Work instructions
Reproduce the material below verbatim, from its first line up to and including the line that contains "x-tick-label: 2017 bbox=[432, 395, 490, 419]".

-- START OF Input data --

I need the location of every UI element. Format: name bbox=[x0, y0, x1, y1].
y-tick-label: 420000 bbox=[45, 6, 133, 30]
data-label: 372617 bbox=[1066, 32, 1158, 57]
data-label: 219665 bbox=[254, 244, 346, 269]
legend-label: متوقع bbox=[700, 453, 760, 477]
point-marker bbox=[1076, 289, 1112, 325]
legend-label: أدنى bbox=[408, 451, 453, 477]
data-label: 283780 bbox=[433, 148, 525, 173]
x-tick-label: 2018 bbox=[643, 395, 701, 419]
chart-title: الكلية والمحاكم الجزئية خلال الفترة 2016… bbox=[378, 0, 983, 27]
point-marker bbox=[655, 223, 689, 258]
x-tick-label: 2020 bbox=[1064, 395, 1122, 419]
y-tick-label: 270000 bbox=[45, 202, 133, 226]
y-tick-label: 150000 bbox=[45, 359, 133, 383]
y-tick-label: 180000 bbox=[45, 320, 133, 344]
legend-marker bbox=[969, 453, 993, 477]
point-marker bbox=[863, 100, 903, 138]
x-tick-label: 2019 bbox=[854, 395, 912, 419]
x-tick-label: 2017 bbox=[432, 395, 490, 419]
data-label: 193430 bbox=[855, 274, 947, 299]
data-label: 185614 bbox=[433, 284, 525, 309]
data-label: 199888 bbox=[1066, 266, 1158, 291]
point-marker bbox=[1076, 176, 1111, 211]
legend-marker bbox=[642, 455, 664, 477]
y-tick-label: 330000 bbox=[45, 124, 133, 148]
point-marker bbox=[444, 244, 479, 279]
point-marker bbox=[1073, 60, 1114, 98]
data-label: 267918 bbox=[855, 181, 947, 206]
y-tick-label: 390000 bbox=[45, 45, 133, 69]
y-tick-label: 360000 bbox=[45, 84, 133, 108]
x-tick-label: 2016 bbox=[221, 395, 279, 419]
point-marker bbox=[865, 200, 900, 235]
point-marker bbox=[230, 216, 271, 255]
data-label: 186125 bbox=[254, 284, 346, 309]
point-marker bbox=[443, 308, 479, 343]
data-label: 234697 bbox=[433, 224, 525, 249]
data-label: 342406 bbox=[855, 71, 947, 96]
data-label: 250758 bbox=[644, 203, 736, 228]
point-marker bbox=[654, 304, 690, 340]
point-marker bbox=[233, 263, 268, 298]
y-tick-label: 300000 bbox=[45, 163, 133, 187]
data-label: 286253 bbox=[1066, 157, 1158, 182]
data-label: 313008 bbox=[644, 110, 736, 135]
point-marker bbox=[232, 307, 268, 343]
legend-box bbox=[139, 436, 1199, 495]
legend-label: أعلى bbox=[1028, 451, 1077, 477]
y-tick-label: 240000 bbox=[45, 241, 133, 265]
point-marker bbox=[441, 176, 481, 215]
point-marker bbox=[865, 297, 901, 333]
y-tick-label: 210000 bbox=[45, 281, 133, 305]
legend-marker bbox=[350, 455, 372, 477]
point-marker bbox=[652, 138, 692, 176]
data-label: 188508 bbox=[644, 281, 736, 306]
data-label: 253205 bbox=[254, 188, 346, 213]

-- END OF Input data --

Answer to the problem
I need the location of every UI element. Format: name bbox=[x0, y0, x1, y1].
y-tick-label: 420000 bbox=[45, 6, 133, 30]
data-label: 372617 bbox=[1066, 32, 1158, 57]
data-label: 219665 bbox=[254, 244, 346, 269]
legend-label: متوقع bbox=[700, 453, 760, 477]
point-marker bbox=[1076, 289, 1112, 325]
legend-label: أدنى bbox=[408, 451, 453, 477]
data-label: 283780 bbox=[433, 148, 525, 173]
x-tick-label: 2018 bbox=[643, 395, 701, 419]
chart-title: الكلية والمحاكم الجزئية خلال الفترة 2016… bbox=[378, 0, 983, 27]
point-marker bbox=[655, 223, 689, 258]
x-tick-label: 2020 bbox=[1064, 395, 1122, 419]
y-tick-label: 270000 bbox=[45, 202, 133, 226]
y-tick-label: 150000 bbox=[45, 359, 133, 383]
y-tick-label: 180000 bbox=[45, 320, 133, 344]
legend-marker bbox=[969, 453, 993, 477]
point-marker bbox=[863, 100, 903, 138]
x-tick-label: 2019 bbox=[854, 395, 912, 419]
x-tick-label: 2017 bbox=[432, 395, 490, 419]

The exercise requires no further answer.